DO THIS> Transcribe every line of the items below verbatim, leaving out the pictures.

MATERIAL SUPPLIED>
--------

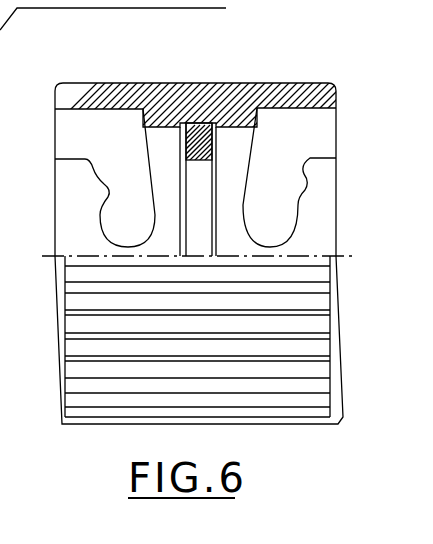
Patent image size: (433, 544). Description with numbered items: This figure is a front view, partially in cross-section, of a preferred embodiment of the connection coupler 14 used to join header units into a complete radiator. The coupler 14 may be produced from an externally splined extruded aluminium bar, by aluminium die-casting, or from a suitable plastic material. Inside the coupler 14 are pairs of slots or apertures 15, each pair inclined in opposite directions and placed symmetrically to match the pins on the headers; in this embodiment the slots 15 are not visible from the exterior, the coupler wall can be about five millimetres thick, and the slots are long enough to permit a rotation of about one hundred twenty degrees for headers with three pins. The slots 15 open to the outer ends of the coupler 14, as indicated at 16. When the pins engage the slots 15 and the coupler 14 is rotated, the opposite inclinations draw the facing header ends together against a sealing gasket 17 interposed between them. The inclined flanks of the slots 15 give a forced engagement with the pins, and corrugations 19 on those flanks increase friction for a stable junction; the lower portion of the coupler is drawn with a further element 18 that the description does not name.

The connection coupler 14 is at (343, 208).
The slots or apertures 15 is at (112, 201).
The open outer end of slot 16 is at (323, 109).
The sealing gasket 17 is at (199, 123).
The finned lower section 18 is at (277, 408).
The corrugations 19 is at (243, 204).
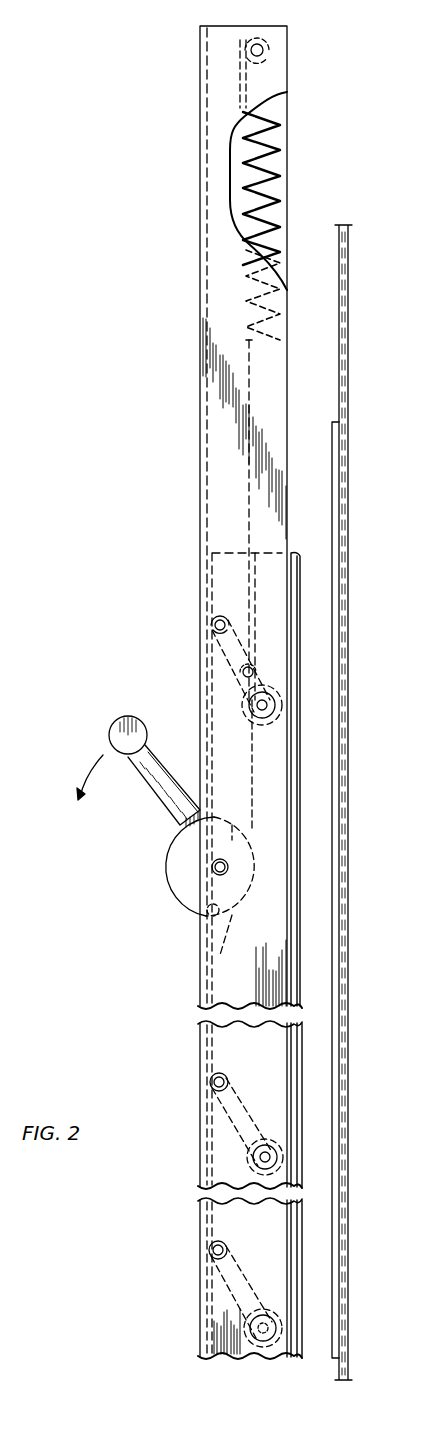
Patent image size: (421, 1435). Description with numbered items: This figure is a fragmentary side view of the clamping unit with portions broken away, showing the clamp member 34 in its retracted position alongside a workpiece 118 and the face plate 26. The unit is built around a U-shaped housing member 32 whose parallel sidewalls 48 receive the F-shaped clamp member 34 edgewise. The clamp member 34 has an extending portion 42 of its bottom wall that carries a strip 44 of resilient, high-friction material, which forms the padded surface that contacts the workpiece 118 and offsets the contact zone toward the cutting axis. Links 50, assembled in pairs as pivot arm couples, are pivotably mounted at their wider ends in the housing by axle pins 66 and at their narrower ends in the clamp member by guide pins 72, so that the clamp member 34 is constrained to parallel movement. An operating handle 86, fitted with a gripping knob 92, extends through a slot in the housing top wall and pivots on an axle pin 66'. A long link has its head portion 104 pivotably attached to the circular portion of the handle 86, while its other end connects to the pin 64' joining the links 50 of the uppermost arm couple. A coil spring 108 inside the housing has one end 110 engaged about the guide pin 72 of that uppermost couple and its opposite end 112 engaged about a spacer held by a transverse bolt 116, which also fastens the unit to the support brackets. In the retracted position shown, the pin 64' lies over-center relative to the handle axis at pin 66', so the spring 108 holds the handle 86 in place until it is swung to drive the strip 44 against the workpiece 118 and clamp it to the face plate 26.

The face plate 26 is at (348, 365).
The housing member 32 is at (199, 290).
The clamp member 34 is at (303, 606).
The extending portion 42 is at (292, 706).
The strip 44 is at (301, 679).
The sidewalls 48 is at (222, 1042).
The links 50 is at (222, 665).
The pin 64' is at (200, 885).
The axle pin 66 is at (240, 1070).
The axle pin 66' is at (169, 873).
The guide pin 72 is at (275, 1306).
The operating handle 86 is at (148, 722).
The knob 92 is at (119, 726).
The head portion 104 is at (222, 960).
The coil spring 108 is at (288, 196).
The spring end 110 is at (250, 458).
The spring end 112 is at (250, 120).
The transverse bolt 116 is at (263, 50).
The workpiece 118 is at (333, 475).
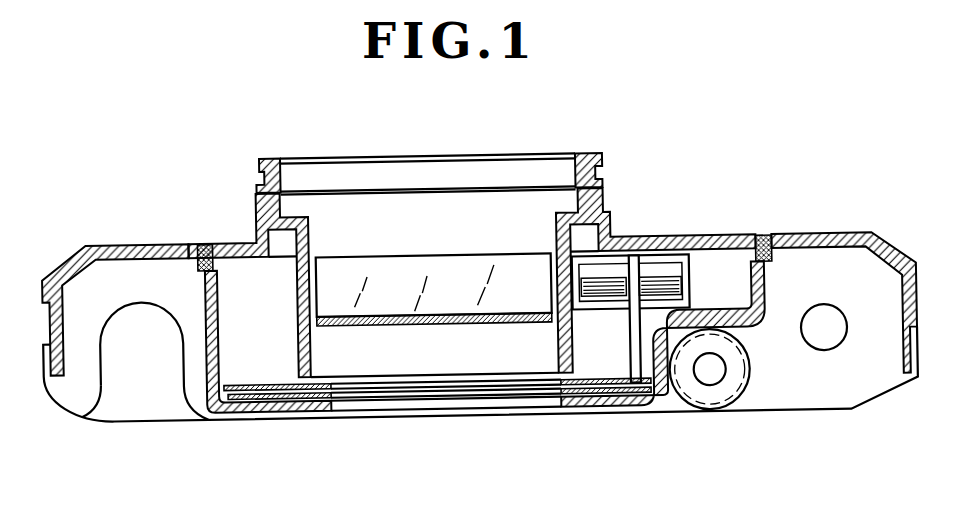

--------

FINISHED ANSWER>
Patent image size: (433, 544). Description with numbered items: This figure is a front view, partially in cross-section, of a preferred embodiment of the connection coupler 14 used to join header units into a complete radiator. The coupler 14 may be produced from an externally splined extruded aluminium bar, by aluminium die-casting, or from a suitable plastic material. Inside the coupler 14 are pairs of slots or apertures 15, each pair inclined in opposite directions and placed symmetrically to match the pins on the headers; in this embodiment the slots 15 are not visible from the exterior, the coupler wall can be about five millimetres thick, and the slots are long enough to permit a rotation of about one hundred twenty degrees for headers with three pins. The slots 15 open to the outer ends of the coupler 14, as indicated at 16. When the pins engage the slots 15 and the coupler 14 is rotated, the opposite inclinations draw the facing header ends together against a sealing gasket 17 interposed between them. The inclined flanks of the slots 15 give a forced engagement with the pins, and corrugations 19 on those flanks increase friction for a stable junction; the lower portion of the coupler is drawn with a further element 18 that the description does not name.

The connection coupler 14 is at (343, 208).
The slots or apertures 15 is at (112, 201).
The open outer end of slot 16 is at (323, 109).
The sealing gasket 17 is at (199, 123).
The finned lower section 18 is at (277, 408).
The corrugations 19 is at (243, 204).
Patent image size: (421, 1435). Description with numbered items: This figure is a fragmentary side view of the clamping unit with portions broken away, showing the clamp member 34 in its retracted position alongside a workpiece 118 and the face plate 26. The unit is built around a U-shaped housing member 32 whose parallel sidewalls 48 receive the F-shaped clamp member 34 edgewise. The clamp member 34 has an extending portion 42 of its bottom wall that carries a strip 44 of resilient, high-friction material, which forms the padded surface that contacts the workpiece 118 and offsets the contact zone toward the cutting axis. Links 50, assembled in pairs as pivot arm couples, are pivotably mounted at their wider ends in the housing by axle pins 66 and at their narrower ends in the clamp member by guide pins 72, so that the clamp member 34 is constrained to parallel movement. An operating handle 86, fitted with a gripping knob 92, extends through a slot in the housing top wall and pivots on an axle pin 66'. A long link has its head portion 104 pivotably attached to the circular portion of the handle 86, while its other end connects to the pin 64' joining the links 50 of the uppermost arm couple. A coil spring 108 inside the housing has one end 110 engaged about the guide pin 72 of that uppermost couple and its opposite end 112 engaged about a spacer held by a transverse bolt 116, which also fastens the unit to the support brackets. In the retracted position shown, the pin 64' lies over-center relative to the handle axis at pin 66', so the spring 108 holds the handle 86 in place until it is swung to drive the strip 44 against the workpiece 118 and clamp it to the face plate 26.

The face plate 26 is at (348, 365).
The housing member 32 is at (199, 290).
The clamp member 34 is at (303, 606).
The extending portion 42 is at (292, 706).
The strip 44 is at (301, 679).
The sidewalls 48 is at (222, 1042).
The links 50 is at (222, 665).
The pin 64' is at (200, 885).
The axle pin 66 is at (240, 1070).
The axle pin 66' is at (169, 873).
The guide pin 72 is at (275, 1306).
The operating handle 86 is at (148, 722).
The knob 92 is at (119, 726).
The head portion 104 is at (222, 960).
The coil spring 108 is at (288, 196).
The spring end 110 is at (250, 458).
The spring end 112 is at (250, 120).
The transverse bolt 116 is at (263, 50).
The workpiece 118 is at (333, 475).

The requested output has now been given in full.